Aim of the task: Spot each line in the records below where the word "prefix" occurs, then copy it.

Task material:
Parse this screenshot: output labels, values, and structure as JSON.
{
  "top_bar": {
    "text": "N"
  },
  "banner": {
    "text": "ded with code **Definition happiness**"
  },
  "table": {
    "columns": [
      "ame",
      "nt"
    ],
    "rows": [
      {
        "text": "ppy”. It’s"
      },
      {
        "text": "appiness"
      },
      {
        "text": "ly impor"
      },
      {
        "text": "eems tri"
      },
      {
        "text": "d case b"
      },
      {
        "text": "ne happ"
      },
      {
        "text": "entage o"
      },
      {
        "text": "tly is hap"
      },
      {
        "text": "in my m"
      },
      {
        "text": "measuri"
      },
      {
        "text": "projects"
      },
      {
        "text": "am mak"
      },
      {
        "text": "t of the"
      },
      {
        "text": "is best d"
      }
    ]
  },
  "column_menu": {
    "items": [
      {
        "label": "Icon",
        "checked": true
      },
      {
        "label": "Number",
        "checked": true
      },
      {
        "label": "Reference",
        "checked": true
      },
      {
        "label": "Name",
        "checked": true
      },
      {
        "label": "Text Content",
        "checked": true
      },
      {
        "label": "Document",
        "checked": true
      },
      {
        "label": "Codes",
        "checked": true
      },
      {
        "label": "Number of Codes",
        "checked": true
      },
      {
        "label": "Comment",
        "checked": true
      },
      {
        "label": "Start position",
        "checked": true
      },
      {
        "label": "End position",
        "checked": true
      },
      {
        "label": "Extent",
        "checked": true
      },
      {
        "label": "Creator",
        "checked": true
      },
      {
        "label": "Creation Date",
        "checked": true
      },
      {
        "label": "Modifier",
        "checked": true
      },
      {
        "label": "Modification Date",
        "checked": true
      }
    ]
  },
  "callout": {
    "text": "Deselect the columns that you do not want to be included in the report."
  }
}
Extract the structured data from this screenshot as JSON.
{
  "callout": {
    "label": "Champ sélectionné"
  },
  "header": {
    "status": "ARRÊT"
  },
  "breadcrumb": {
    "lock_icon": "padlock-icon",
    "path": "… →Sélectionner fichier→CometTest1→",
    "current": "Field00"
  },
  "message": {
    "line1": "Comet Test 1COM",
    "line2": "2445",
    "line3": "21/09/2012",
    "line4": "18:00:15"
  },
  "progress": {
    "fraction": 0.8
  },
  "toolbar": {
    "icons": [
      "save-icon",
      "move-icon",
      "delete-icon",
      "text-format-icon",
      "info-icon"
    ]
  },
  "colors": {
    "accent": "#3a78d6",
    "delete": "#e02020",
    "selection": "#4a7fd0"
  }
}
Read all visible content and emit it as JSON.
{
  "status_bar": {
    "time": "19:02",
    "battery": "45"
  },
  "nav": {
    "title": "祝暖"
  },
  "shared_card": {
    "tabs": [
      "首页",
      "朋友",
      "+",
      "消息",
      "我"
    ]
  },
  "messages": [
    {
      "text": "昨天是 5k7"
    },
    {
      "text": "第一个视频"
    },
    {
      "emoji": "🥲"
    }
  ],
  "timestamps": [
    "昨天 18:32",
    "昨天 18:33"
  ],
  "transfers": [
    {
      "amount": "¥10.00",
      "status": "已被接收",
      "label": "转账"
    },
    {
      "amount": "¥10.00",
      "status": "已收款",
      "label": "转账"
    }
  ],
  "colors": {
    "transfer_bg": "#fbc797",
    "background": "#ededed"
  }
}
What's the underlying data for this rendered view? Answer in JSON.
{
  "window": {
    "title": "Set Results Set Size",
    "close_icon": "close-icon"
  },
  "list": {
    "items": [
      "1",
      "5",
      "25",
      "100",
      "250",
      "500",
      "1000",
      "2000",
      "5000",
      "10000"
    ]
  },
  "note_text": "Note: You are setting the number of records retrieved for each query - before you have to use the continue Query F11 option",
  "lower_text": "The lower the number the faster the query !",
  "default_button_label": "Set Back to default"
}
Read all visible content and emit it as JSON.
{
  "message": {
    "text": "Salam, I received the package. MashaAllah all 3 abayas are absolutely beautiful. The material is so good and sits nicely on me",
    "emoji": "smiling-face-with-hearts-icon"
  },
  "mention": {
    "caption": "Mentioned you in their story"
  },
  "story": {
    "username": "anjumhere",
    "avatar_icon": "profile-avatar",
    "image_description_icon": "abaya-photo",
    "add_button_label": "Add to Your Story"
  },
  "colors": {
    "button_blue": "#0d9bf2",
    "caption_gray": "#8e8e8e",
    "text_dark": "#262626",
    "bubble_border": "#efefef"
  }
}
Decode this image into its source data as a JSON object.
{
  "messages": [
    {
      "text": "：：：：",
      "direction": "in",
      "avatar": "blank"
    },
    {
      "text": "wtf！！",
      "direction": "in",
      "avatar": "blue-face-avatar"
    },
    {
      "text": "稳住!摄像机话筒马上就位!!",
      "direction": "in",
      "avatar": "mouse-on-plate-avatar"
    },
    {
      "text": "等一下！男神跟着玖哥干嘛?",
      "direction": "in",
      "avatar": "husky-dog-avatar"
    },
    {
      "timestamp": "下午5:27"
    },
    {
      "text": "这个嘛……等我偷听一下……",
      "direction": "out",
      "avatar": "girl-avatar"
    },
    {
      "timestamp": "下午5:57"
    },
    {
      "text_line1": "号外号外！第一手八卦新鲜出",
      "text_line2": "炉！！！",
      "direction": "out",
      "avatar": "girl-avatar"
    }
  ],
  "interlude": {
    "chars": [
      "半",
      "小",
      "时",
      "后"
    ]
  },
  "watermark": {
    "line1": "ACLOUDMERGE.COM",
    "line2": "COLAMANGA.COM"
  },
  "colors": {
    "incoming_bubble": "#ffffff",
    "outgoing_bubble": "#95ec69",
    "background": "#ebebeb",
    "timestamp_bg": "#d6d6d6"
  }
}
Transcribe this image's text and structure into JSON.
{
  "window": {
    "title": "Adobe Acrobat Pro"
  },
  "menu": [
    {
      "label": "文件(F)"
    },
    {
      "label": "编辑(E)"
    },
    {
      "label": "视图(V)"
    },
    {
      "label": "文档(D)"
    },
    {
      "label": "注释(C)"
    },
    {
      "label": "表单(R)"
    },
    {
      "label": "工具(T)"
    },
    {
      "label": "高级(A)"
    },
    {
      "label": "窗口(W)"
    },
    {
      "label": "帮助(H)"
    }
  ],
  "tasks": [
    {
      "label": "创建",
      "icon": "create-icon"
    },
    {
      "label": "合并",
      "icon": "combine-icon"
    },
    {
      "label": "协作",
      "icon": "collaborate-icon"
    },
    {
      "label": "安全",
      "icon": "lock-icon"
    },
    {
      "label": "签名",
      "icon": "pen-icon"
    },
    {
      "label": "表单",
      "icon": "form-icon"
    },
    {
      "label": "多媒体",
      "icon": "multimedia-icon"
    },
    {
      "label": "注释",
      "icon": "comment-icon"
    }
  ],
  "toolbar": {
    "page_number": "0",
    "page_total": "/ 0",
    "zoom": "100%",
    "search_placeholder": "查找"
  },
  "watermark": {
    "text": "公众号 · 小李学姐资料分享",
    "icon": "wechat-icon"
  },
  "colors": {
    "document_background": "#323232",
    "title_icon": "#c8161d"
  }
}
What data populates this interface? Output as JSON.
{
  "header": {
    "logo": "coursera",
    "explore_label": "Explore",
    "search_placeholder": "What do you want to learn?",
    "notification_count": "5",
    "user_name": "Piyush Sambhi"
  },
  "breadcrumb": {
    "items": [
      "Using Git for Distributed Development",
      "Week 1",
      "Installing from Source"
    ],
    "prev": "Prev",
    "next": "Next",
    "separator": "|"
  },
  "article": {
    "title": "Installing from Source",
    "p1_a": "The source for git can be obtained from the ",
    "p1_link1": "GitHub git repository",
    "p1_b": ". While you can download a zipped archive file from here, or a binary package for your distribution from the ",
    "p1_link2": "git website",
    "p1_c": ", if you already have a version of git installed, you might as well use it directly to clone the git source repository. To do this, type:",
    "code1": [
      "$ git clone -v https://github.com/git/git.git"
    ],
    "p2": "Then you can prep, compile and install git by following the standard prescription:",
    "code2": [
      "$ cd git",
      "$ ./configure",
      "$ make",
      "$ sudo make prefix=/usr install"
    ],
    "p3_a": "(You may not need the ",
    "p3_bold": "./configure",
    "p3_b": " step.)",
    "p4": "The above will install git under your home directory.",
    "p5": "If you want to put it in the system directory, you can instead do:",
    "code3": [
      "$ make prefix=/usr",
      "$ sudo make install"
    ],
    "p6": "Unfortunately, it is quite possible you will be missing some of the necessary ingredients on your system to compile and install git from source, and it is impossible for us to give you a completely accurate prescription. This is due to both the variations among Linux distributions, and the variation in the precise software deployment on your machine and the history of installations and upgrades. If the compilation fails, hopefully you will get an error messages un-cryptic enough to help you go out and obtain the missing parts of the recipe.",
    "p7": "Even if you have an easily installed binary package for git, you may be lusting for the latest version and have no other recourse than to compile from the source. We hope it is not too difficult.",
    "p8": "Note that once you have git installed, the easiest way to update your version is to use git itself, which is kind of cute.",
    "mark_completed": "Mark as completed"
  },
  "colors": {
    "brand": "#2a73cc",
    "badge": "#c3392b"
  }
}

Completed exercise:
      "$ sudo make prefix=/usr install"
      "$ make prefix=/usr",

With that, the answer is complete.